## Data entries
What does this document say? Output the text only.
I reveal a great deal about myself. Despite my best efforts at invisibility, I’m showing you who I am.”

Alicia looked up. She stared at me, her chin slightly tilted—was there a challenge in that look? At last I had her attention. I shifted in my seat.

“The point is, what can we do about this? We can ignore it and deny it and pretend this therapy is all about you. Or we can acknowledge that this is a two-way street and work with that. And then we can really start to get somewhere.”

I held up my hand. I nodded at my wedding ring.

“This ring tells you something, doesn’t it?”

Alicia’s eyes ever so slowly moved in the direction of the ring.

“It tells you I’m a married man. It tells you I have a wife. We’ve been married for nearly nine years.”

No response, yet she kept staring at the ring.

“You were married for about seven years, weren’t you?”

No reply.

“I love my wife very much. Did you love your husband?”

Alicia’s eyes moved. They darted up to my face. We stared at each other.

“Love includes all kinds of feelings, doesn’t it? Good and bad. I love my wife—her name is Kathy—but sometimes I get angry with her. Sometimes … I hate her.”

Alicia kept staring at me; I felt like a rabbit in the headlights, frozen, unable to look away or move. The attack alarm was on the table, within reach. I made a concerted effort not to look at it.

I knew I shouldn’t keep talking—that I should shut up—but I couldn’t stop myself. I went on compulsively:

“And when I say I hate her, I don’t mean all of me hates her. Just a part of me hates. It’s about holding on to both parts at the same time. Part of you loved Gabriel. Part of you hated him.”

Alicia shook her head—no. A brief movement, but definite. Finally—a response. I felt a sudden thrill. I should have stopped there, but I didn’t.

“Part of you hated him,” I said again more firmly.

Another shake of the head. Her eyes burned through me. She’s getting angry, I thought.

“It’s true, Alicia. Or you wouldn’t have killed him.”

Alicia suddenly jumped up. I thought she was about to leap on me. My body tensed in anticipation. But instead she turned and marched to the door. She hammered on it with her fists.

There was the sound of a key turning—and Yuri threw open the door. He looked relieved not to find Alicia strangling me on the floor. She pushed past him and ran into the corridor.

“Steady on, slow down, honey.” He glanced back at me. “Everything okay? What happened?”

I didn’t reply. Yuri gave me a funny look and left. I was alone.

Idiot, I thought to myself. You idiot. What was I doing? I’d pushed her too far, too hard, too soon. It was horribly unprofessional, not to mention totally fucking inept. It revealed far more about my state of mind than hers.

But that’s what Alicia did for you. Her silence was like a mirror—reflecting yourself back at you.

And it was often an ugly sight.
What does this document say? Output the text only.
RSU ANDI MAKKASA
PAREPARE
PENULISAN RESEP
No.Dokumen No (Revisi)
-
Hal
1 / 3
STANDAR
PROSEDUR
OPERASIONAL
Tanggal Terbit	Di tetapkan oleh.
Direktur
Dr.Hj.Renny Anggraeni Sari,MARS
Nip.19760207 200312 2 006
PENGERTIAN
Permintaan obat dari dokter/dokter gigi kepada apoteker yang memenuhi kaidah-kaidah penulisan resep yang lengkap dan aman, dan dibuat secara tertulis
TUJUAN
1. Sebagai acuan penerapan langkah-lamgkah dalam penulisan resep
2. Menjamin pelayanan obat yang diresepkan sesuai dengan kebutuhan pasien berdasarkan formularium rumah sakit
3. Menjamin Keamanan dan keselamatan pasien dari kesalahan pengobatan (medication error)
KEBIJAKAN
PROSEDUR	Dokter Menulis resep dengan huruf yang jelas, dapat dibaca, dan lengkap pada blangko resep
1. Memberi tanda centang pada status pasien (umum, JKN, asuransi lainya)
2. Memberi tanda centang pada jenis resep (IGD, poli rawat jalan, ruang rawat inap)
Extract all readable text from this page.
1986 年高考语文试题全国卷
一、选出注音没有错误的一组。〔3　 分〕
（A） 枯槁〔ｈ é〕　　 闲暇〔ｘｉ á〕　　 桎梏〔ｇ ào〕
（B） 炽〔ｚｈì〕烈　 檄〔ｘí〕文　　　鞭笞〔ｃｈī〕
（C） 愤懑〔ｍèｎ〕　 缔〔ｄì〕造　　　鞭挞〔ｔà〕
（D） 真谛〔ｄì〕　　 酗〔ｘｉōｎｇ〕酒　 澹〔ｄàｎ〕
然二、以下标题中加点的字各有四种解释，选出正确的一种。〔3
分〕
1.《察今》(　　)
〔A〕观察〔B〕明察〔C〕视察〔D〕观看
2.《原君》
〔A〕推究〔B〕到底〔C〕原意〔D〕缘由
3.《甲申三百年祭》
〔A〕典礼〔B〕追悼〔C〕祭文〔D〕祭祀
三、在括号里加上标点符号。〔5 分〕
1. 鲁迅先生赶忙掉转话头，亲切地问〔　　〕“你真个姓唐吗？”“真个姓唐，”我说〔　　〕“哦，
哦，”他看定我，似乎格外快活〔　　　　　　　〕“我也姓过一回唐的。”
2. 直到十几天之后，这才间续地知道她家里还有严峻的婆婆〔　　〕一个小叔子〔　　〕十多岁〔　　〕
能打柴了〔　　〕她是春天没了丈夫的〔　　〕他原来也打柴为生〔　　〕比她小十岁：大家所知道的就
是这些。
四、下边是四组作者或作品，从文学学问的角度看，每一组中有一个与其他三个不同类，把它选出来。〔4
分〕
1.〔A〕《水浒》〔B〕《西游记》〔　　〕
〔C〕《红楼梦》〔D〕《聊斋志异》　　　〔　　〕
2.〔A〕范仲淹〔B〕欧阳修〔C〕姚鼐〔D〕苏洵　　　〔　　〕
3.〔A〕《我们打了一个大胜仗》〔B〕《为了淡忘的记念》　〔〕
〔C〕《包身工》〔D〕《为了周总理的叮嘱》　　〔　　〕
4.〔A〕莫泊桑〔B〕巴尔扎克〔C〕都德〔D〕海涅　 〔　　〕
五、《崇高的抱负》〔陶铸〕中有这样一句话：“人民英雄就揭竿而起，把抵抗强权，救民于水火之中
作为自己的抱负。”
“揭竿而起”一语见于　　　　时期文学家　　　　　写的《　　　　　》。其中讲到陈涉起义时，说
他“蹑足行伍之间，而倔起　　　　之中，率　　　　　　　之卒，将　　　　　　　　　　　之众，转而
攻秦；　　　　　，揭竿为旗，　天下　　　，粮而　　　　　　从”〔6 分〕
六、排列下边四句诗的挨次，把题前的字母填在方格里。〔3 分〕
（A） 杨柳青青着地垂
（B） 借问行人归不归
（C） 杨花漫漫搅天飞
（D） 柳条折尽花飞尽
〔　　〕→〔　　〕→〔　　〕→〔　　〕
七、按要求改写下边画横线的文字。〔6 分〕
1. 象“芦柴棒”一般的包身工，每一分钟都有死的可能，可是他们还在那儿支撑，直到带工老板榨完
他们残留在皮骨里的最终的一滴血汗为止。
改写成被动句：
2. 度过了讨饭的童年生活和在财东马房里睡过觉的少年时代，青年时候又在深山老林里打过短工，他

## Exercise brief
Provide the number of lines in these entries that hold the word "years", without any accompanying text.

## The answer
2